◆ Short task: Write out the material below again, unchanged.
_ _ _ _
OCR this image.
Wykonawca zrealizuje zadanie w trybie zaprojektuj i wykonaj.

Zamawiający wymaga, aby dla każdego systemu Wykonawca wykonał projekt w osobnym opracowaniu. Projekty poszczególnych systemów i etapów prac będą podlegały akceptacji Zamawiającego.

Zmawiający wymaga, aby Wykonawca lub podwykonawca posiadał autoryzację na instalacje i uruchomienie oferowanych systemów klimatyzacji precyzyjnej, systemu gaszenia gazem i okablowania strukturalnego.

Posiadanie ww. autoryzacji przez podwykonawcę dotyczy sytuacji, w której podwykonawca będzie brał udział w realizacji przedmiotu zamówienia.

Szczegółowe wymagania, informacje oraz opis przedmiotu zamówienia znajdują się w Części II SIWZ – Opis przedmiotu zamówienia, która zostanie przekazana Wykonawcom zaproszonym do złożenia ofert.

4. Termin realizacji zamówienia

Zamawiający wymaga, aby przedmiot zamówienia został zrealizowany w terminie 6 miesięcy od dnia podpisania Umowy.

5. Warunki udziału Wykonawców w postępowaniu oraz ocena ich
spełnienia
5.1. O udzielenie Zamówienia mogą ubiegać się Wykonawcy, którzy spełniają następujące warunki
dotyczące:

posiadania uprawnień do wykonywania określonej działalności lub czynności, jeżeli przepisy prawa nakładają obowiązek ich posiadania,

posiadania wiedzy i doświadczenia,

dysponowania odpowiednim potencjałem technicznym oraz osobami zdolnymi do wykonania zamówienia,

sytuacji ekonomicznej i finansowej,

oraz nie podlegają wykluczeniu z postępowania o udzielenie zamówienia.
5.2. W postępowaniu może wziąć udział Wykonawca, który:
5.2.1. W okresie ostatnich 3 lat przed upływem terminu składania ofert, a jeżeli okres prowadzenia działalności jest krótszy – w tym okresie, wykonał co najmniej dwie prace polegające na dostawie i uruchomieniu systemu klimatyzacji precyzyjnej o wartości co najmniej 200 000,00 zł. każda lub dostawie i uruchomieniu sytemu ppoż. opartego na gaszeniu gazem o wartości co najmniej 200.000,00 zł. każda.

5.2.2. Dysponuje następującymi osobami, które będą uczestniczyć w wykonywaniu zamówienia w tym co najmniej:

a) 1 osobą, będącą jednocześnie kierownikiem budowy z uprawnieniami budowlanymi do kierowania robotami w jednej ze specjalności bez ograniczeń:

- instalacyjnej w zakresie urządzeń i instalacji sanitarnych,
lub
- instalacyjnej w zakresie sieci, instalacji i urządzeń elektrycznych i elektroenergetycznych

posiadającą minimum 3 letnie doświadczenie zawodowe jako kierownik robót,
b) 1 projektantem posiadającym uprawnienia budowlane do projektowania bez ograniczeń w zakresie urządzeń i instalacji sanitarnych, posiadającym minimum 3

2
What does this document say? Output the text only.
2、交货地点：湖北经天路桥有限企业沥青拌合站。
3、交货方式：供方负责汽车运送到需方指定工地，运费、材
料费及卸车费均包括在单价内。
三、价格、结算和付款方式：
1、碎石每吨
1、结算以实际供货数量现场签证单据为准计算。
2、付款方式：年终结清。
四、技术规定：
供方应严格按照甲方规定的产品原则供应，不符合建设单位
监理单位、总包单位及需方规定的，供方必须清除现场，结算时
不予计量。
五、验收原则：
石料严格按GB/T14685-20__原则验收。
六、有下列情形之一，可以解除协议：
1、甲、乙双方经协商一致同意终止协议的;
_ _ _ _
◆ Solution for this task:
OCR this image.
Wykonawca zrealizuje zadanie w trybie zaprojektuj i wykonaj.

Zamawiający wymaga, aby dla każdego systemu Wykonawca wykonał projekt w osobnym opracowaniu. Projekty poszczególnych systemów i etapów prac będą podlegały akceptacji Zamawiającego.

Zmawiający wymaga, aby Wykonawca lub podwykonawca posiadał autoryzację na instalacje i uruchomienie oferowanych systemów klimatyzacji precyzyjnej, systemu gaszenia gazem i okablowania strukturalnego.

Posiadanie ww. autoryzacji przez podwykonawcę dotyczy sytuacji, w której podwykonawca będzie brał udział w realizacji przedmiotu zamówienia.

Szczegółowe wymagania, informacje oraz opis przedmiotu zamówienia znajdują się w Części II SIWZ – Opis przedmiotu zamówienia, która zostanie przekazana Wykonawcom zaproszonym do złożenia ofert.

4. Termin realizacji zamówienia

Zamawiający wymaga, aby przedmiot zamówienia został zrealizowany w terminie 6 miesięcy od dnia podpisania Umowy.

5. Warunki udziału Wykonawców w postępowaniu oraz ocena ich
spełnienia
5.1. O udzielenie Zamówienia mogą ubiegać się Wykonawcy, którzy spełniają następujące warunki
dotyczące:

posiadania uprawnień do wykonywania określonej działalności lub czynności, jeżeli przepisy prawa nakładają obowiązek ich posiadania,

posiadania wiedzy i doświadczenia,

dysponowania odpowiednim potencjałem technicznym oraz osobami zdolnymi do wykonania zamówienia,

sytuacji ekonomicznej i finansowej,

oraz nie podlegają wykluczeniu z postępowania o udzielenie zamówienia.
5.2. W postępowaniu może wziąć udział Wykonawca, który:
5.2.1. W okresie ostatnich 3 lat przed upływem terminu składania ofert, a jeżeli okres prowadzenia działalności jest krótszy – w tym okresie, wykonał co najmniej dwie prace polegające na dostawie i uruchomieniu systemu klimatyzacji precyzyjnej o wartości co najmniej 200 000,00 zł. każda lub dostawie i uruchomieniu sytemu ppoż. opartego na gaszeniu gazem o wartości co najmniej 200.000,00 zł. każda.

5.2.2. Dysponuje następującymi osobami, które będą uczestniczyć w wykonywaniu zamówienia w tym co najmniej:

a) 1 osobą, będącą jednocześnie kierownikiem budowy z uprawnieniami budowlanymi do kierowania robotami w jednej ze specjalności bez ograniczeń:

- instalacyjnej w zakresie urządzeń i instalacji sanitarnych,
lub
- instalacyjnej w zakresie sieci, instalacji i urządzeń elektrycznych i elektroenergetycznych

posiadającą minimum 3 letnie doświadczenie zawodowe jako kierownik robót,
b) 1 projektantem posiadającym uprawnienia budowlane do projektowania bez ograniczeń w zakresie urządzeń i instalacji sanitarnych, posiadającym minimum 3

2
What does this document say? Output the text only.
2、交货地点：湖北经天路桥有限企业沥青拌合站。
3、交货方式：供方负责汽车运送到需方指定工地，运费、材
料费及卸车费均包括在单价内。
三、价格、结算和付款方式：
1、碎石每吨
1、结算以实际供货数量现场签证单据为准计算。
2、付款方式：年终结清。
四、技术规定：
供方应严格按照甲方规定的产品原则供应，不符合建设单位
监理单位、总包单位及需方规定的，供方必须清除现场，结算时
不予计量。
五、验收原则：
石料严格按GB/T14685-20__原则验收。
六、有下列情形之一，可以解除协议：
1、甲、乙双方经协商一致同意终止协议的;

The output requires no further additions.